== Dataset records ==

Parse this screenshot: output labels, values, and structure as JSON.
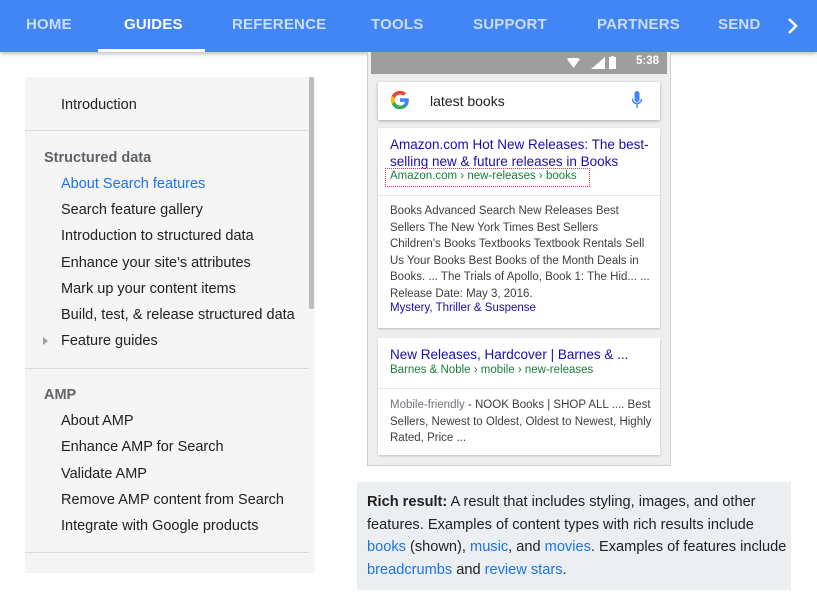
{
  "nav": {
    "tabs": [
      {
        "label": "HOME",
        "active": false
      },
      {
        "label": "GUIDES",
        "active": true
      },
      {
        "label": "REFERENCE",
        "active": false
      },
      {
        "label": "TOOLS",
        "active": false
      },
      {
        "label": "SUPPORT",
        "active": false
      },
      {
        "label": "PARTNERS",
        "active": false
      },
      {
        "label": "SEND",
        "active": false
      }
    ],
    "more_icon": "chevron-right-icon",
    "bg_color": "#4285f4"
  },
  "sidebar": {
    "intro": "Introduction",
    "structured_heading": "Structured data",
    "structured_items": [
      {
        "label": "About Search features",
        "active": true
      },
      {
        "label": "Search feature gallery",
        "active": false
      },
      {
        "label": "Introduction to structured data",
        "active": false
      },
      {
        "label": "Enhance your site's attributes",
        "active": false
      },
      {
        "label": "Mark up your content items",
        "active": false
      },
      {
        "label": "Build, test, & release structured data",
        "active": false
      },
      {
        "label": "Feature guides",
        "active": false,
        "expandable": true
      }
    ],
    "amp_heading": "AMP",
    "amp_items": [
      "About AMP",
      "Enhance AMP for Search",
      "Validate AMP",
      "Remove AMP content from Search",
      "Integrate with Google products"
    ],
    "accent_color": "#1a73e8"
  },
  "phone": {
    "time": "5:38",
    "status_icons": "▼ ⁴ᴳ◢ ▮",
    "search_query": "latest books",
    "results": [
      {
        "title": "Amazon.com Hot New Releases: The best-selling new & future releases in Books",
        "url": "Amazon.com › new-releases › books",
        "snippet": "Books Advanced Search New Releases Best Sellers The New York Times Best Sellers Children's Books Textbooks Textbook Rentals Sell Us Your Books Best Books of the Month Deals in Books. ... The Trials of Apollo, Book 1: The Hid... ... Release Date: May 3, 2016.",
        "sitelinks": "Mystery, Thriller & Suspense"
      },
      {
        "title": "New Releases, Hardcover | Barnes & ...",
        "url": "Barnes & Noble › mobile › new-releases",
        "mobile_friendly": "Mobile-friendly",
        "snippet": " - NOOK Books | SHOP ALL .... Best Sellers, Newest to Oldest, Oldest to Newest, Highly Rated, Price ..."
      }
    ]
  },
  "caption": {
    "label": "Rich result:",
    "text1": " A result that includes styling, images, and other features. Examples of content types with rich results include ",
    "link_books": "books",
    "text2": " (shown), ",
    "link_music": "music",
    "text3": ", and ",
    "link_movies": "movies",
    "text4": ". Examples of features include ",
    "link_breadcrumbs": "breadcrumbs",
    "text5": " and ",
    "link_review": "review stars",
    "text6": "."
  }
}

===

▶ [Short problem]
Extract all the entries word for word; omit any pictures.

▶ [Result of the exercise]
Parse this screenshot: output labels, values, and structure as JSON.
{
  "nav": {
    "tabs": [
      {
        "label": "HOME",
        "active": false
      },
      {
        "label": "GUIDES",
        "active": true
      },
      {
        "label": "REFERENCE",
        "active": false
      },
      {
        "label": "TOOLS",
        "active": false
      },
      {
        "label": "SUPPORT",
        "active": false
      },
      {
        "label": "PARTNERS",
        "active": false
      },
      {
        "label": "SEND",
        "active": false
      }
    ],
    "more_icon": "chevron-right-icon",
    "bg_color": "#4285f4"
  },
  "sidebar": {
    "intro": "Introduction",
    "structured_heading": "Structured data",
    "structured_items": [
      {
        "label": "About Search features",
        "active": true
      },
      {
        "label": "Search feature gallery",
        "active": false
      },
      {
        "label": "Introduction to structured data",
        "active": false
      },
      {
        "label": "Enhance your site's attributes",
        "active": false
      },
      {
        "label": "Mark up your content items",
        "active": false
      },
      {
        "label": "Build, test, & release structured data",
        "active": false
      },
      {
        "label": "Feature guides",
        "active": false,
        "expandable": true
      }
    ],
    "amp_heading": "AMP",
    "amp_items": [
      "About AMP",
      "Enhance AMP for Search",
      "Validate AMP",
      "Remove AMP content from Search",
      "Integrate with Google products"
    ],
    "accent_color": "#1a73e8"
  },
  "phone": {
    "time": "5:38",
    "status_icons": "▼ ⁴ᴳ◢ ▮",
    "search_query": "latest books",
    "results": [
      {
        "title": "Amazon.com Hot New Releases: The best-selling new & future releases in Books",
        "url": "Amazon.com › new-releases › books",
        "snippet": "Books Advanced Search New Releases Best Sellers The New York Times Best Sellers Children's Books Textbooks Textbook Rentals Sell Us Your Books Best Books of the Month Deals in Books. ... The Trials of Apollo, Book 1: The Hid... ... Release Date: May 3, 2016.",
        "sitelinks": "Mystery, Thriller & Suspense"
      },
      {
        "title": "New Releases, Hardcover | Barnes & ...",
        "url": "Barnes & Noble › mobile › new-releases",
        "mobile_friendly": "Mobile-friendly",
        "snippet": " - NOOK Books | SHOP ALL .... Best Sellers, Newest to Oldest, Oldest to Newest, Highly Rated, Price ..."
      }
    ]
  },
  "caption": {
    "label": "Rich result:",
    "text1": " A result that includes styling, images, and other features. Examples of content types with rich results include ",
    "link_books": "books",
    "text2": " (shown), ",
    "link_music": "music",
    "text3": ", and ",
    "link_movies": "movies",
    "text4": ". Examples of features include ",
    "link_breadcrumbs": "breadcrumbs",
    "text5": " and ",
    "link_review": "review stars",
    "text6": "."
  }
}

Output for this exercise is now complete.